Aim of the exercise:
Copy the material below, substituting "class-symbol" for every occurrence of "class-letter" and keeping everything else the same.

Material supplied:
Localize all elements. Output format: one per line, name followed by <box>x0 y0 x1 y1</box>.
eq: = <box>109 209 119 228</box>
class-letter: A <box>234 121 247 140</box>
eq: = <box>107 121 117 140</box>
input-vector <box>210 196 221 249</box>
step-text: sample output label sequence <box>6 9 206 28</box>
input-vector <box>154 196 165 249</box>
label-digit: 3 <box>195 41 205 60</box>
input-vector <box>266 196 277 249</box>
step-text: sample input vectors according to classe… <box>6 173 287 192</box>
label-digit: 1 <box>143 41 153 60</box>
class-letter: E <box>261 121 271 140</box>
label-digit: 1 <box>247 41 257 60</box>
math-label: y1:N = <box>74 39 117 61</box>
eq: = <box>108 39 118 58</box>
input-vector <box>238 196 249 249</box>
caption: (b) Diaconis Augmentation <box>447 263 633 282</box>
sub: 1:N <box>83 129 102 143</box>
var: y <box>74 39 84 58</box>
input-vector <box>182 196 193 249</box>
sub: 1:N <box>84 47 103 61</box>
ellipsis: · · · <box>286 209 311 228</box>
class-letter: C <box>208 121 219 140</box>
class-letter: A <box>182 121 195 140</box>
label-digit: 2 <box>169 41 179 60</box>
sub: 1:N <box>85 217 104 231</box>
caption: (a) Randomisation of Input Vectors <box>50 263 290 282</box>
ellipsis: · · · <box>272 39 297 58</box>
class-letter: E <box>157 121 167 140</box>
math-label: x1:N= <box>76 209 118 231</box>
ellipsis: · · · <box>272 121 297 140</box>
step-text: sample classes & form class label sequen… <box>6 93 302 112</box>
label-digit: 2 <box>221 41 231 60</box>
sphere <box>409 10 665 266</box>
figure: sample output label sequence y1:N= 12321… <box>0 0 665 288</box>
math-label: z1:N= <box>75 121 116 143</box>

Response below:
Localize all elements. Output format: one per line, name followed by <box>x0 y0 x1 y1</box>.
eq: = <box>109 209 119 228</box>
class-symbol: A <box>234 121 247 140</box>
eq: = <box>107 121 117 140</box>
input-vector <box>210 196 221 249</box>
step-text: sample output label sequence <box>6 9 206 28</box>
input-vector <box>154 196 165 249</box>
label-digit: 3 <box>195 41 205 60</box>
input-vector <box>266 196 277 249</box>
step-text: sample input vectors according to classe… <box>6 173 287 192</box>
label-digit: 1 <box>143 41 153 60</box>
class-symbol: E <box>261 121 271 140</box>
label-digit: 1 <box>247 41 257 60</box>
math-label: y1:N = <box>74 39 117 61</box>
eq: = <box>108 39 118 58</box>
input-vector <box>238 196 249 249</box>
caption: (b) Diaconis Augmentation <box>447 263 633 282</box>
sub: 1:N <box>83 129 102 143</box>
var: y <box>74 39 84 58</box>
input-vector <box>182 196 193 249</box>
sub: 1:N <box>84 47 103 61</box>
ellipsis: · · · <box>286 209 311 228</box>
class-symbol: C <box>208 121 219 140</box>
class-symbol: A <box>182 121 195 140</box>
label-digit: 2 <box>169 41 179 60</box>
sub: 1:N <box>85 217 104 231</box>
caption: (a) Randomisation of Input Vectors <box>50 263 290 282</box>
ellipsis: · · · <box>272 39 297 58</box>
class-symbol: E <box>157 121 167 140</box>
math-label: x1:N= <box>76 209 118 231</box>
ellipsis: · · · <box>272 121 297 140</box>
step-text: sample classes & form class label sequen… <box>6 93 302 112</box>
label-digit: 2 <box>221 41 231 60</box>
sphere <box>409 10 665 266</box>
figure: sample output label sequence y1:N= 12321… <box>0 0 665 288</box>
math-label: z1:N= <box>75 121 116 143</box>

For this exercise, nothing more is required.